(Stored data)
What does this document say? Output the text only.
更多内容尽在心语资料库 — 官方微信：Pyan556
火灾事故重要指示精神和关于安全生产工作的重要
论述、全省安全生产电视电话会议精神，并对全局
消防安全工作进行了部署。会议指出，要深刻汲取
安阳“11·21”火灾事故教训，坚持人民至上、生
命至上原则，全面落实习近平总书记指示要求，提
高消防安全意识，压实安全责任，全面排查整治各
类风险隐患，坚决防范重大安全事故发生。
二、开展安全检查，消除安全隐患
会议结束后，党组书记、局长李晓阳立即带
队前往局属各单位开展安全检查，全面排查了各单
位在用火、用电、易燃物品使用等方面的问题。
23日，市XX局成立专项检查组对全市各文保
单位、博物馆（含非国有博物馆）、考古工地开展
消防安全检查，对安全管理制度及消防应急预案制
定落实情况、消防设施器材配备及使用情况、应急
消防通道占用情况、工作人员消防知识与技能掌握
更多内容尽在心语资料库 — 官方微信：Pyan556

> **Task brief**: Each line of the material above needs to be quoted exactly, please.

> **Completed exercise**:
What does this document say? Output the text only.
更多内容尽在心语资料库 — 官方微信：Pyan556
火灾事故重要指示精神和关于安全生产工作的重要
论述、全省安全生产电视电话会议精神，并对全局
消防安全工作进行了部署。会议指出，要深刻汲取
安阳“11·21”火灾事故教训，坚持人民至上、生
命至上原则，全面落实习近平总书记指示要求，提
高消防安全意识，压实安全责任，全面排查整治各
类风险隐患，坚决防范重大安全事故发生。
二、开展安全检查，消除安全隐患
会议结束后，党组书记、局长李晓阳立即带
队前往局属各单位开展安全检查，全面排查了各单
位在用火、用电、易燃物品使用等方面的问题。
23日，市XX局成立专项检查组对全市各文保
单位、博物馆（含非国有博物馆）、考古工地开展
消防安全检查，对安全管理制度及消防应急预案制
定落实情况、消防设施器材配备及使用情况、应急
消防通道占用情况、工作人员消防知识与技能掌握
更多内容尽在心语资料库 — 官方微信：Pyan556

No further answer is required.